[EXERCISE GOAL]
Select every line holding the word "document" and copy it.

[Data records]
○ ○ ○ ○ ○
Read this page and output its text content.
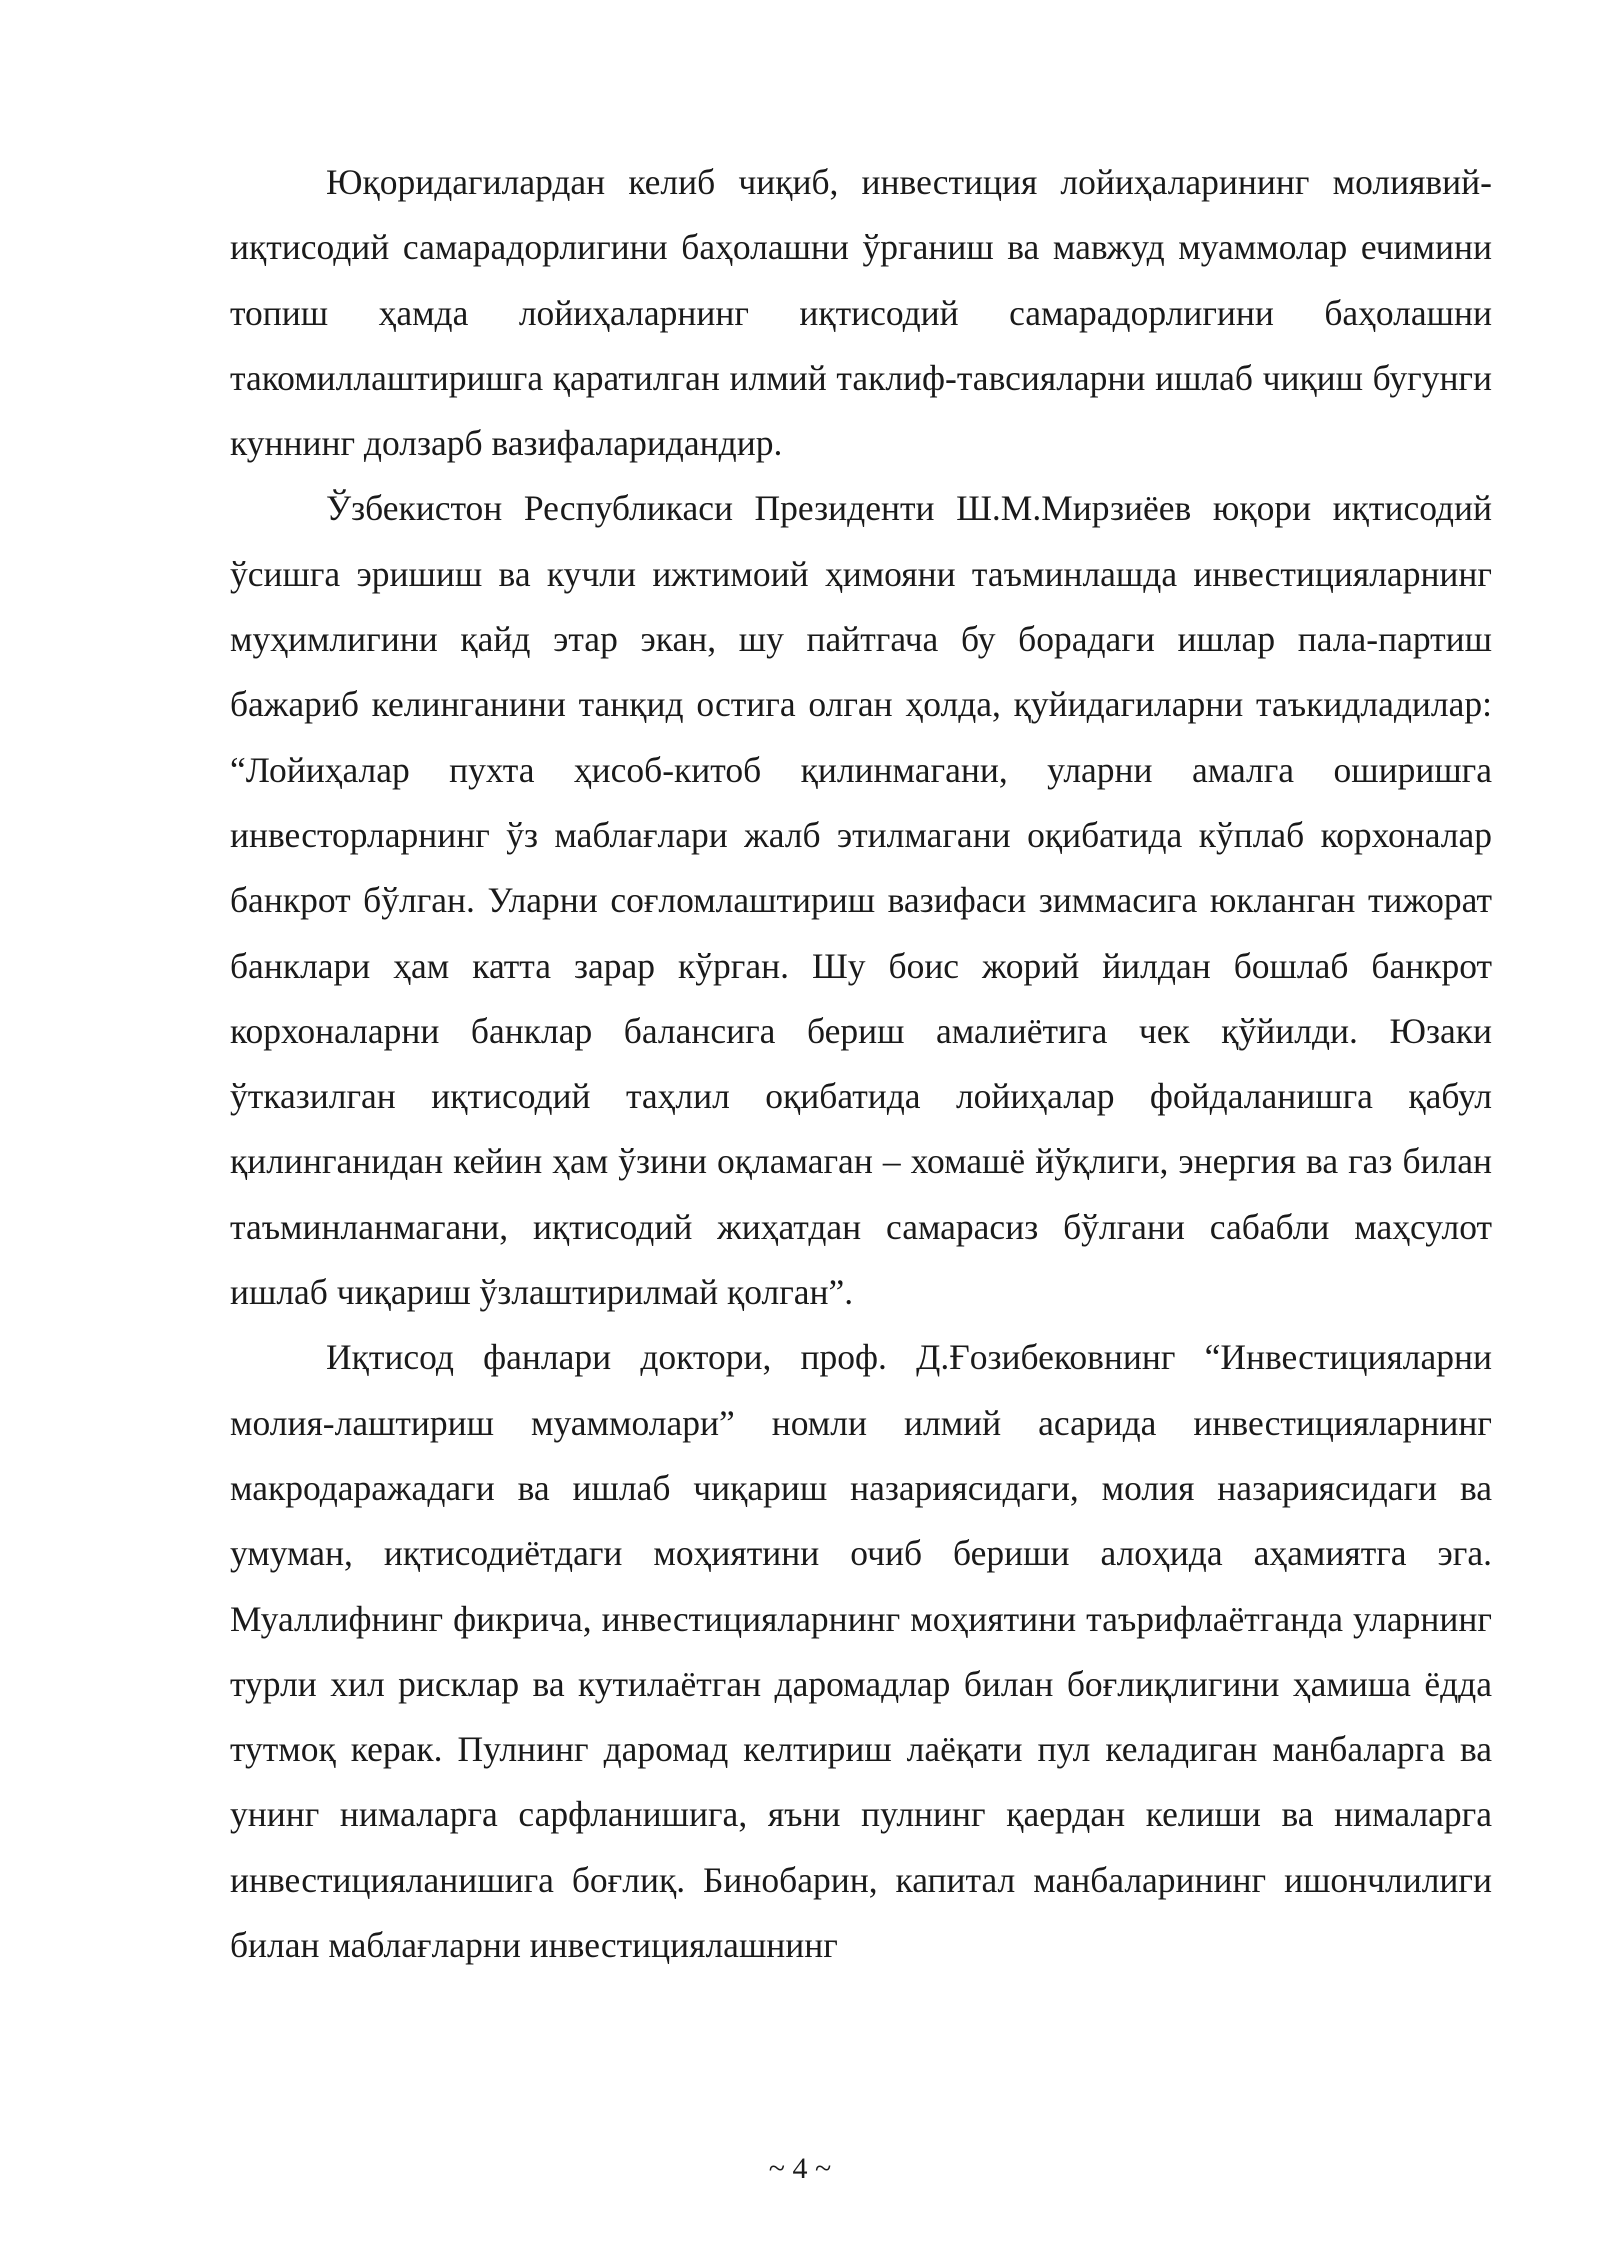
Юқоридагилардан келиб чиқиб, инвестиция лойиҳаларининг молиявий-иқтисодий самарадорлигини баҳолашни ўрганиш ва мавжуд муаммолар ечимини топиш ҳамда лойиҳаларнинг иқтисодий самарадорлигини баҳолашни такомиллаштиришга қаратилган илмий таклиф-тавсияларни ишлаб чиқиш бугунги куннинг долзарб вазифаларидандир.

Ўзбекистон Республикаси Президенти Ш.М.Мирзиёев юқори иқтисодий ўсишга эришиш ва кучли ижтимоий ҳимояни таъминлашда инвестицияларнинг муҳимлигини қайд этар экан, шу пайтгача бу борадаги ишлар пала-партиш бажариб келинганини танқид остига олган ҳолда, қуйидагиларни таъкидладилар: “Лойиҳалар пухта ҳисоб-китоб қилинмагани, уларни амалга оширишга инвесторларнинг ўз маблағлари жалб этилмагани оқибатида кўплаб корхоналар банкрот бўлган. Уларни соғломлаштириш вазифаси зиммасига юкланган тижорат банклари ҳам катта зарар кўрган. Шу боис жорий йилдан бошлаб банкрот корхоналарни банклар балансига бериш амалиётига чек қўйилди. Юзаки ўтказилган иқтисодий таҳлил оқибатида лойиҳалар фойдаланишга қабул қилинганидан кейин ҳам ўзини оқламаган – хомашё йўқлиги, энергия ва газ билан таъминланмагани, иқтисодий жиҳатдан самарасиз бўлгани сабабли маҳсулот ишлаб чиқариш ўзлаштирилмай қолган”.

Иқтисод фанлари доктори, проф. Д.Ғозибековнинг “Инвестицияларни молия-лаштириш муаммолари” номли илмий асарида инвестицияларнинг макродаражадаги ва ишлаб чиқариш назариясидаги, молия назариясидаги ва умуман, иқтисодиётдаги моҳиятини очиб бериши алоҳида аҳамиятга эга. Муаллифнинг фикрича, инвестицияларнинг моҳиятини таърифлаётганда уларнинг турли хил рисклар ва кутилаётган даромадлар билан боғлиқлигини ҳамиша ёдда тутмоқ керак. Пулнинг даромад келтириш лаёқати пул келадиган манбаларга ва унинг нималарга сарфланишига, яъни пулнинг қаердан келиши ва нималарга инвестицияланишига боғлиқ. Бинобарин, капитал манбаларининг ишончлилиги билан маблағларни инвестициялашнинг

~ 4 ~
○ ○ ○ ○ ○
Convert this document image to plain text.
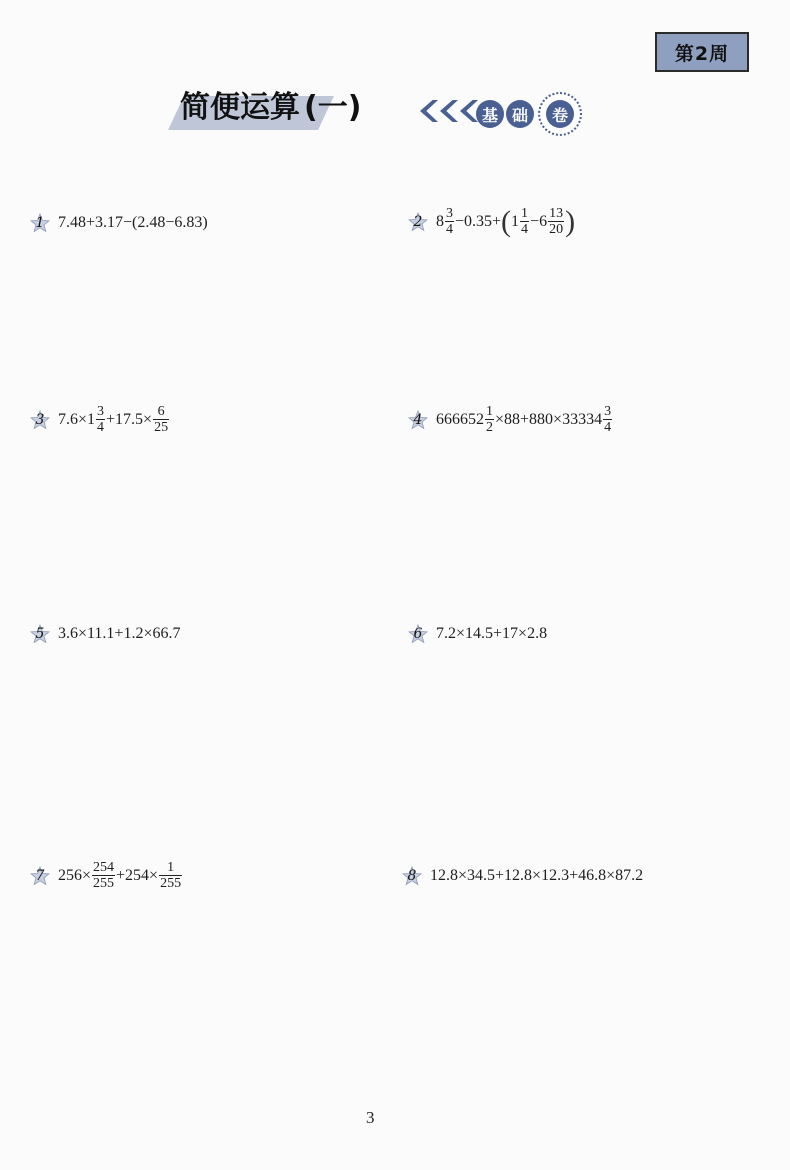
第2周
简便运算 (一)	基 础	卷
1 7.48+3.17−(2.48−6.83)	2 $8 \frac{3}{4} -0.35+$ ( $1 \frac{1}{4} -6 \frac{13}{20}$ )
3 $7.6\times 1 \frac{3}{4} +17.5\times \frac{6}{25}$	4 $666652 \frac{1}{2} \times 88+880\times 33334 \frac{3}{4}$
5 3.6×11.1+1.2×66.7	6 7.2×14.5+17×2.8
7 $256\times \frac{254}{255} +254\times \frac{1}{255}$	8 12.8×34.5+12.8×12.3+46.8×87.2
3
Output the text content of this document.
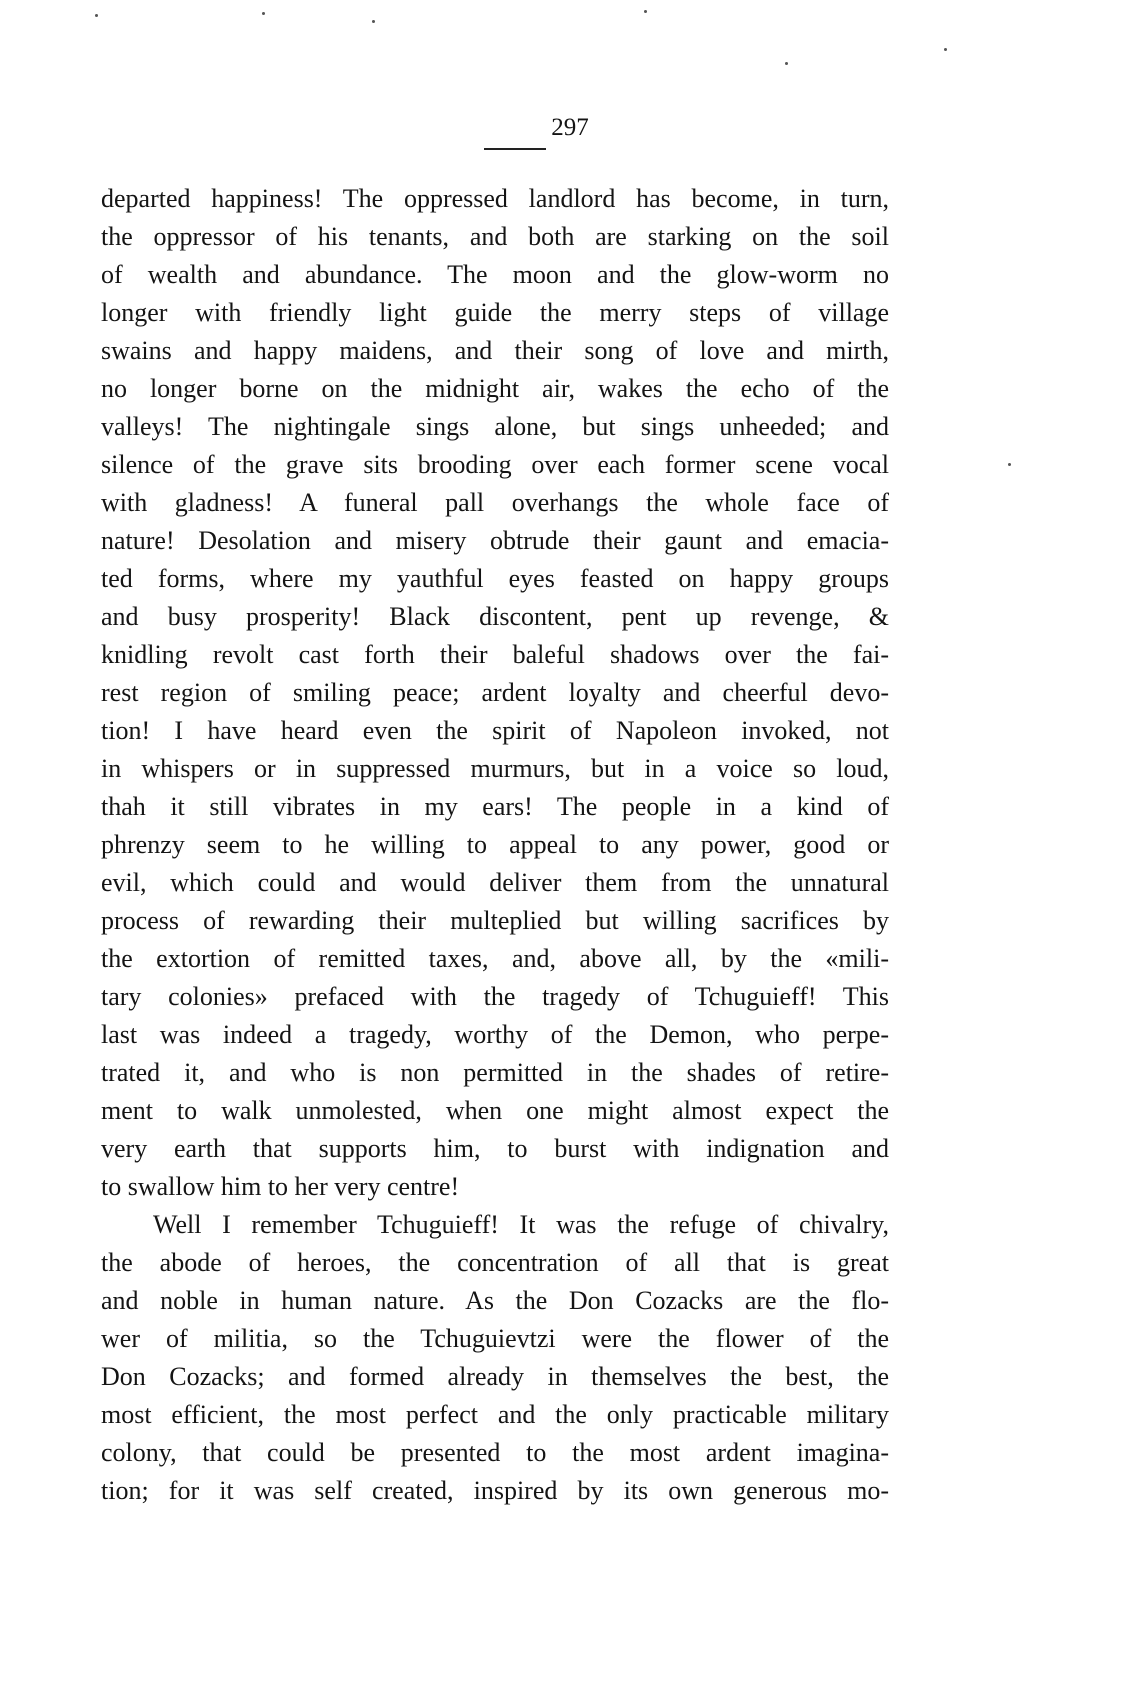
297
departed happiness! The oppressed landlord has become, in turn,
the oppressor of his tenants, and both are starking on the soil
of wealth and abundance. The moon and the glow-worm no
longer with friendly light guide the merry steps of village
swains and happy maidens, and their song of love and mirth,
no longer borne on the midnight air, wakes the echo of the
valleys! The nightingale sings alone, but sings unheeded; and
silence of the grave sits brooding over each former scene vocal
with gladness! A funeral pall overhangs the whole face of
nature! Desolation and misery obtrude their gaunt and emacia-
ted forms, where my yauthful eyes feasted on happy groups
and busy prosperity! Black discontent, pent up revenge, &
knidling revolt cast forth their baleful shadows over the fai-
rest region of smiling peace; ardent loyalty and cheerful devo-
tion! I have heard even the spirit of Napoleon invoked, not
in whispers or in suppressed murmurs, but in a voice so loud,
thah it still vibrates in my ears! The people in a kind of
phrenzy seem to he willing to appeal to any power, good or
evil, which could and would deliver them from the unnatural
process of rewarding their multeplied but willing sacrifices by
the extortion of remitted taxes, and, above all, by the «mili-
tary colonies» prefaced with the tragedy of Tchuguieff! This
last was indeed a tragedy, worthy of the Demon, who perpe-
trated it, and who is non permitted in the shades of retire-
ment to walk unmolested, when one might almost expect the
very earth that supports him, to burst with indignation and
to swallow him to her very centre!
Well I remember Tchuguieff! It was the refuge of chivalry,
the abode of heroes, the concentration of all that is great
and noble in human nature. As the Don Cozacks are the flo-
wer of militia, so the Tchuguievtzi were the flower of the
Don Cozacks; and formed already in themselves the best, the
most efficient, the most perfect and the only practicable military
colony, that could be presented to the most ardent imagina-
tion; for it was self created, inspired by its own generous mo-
○ ○ ○ ○ ○
[WRITTEN REPLY]
Convert this document image to plain text.
Output the text content of this document.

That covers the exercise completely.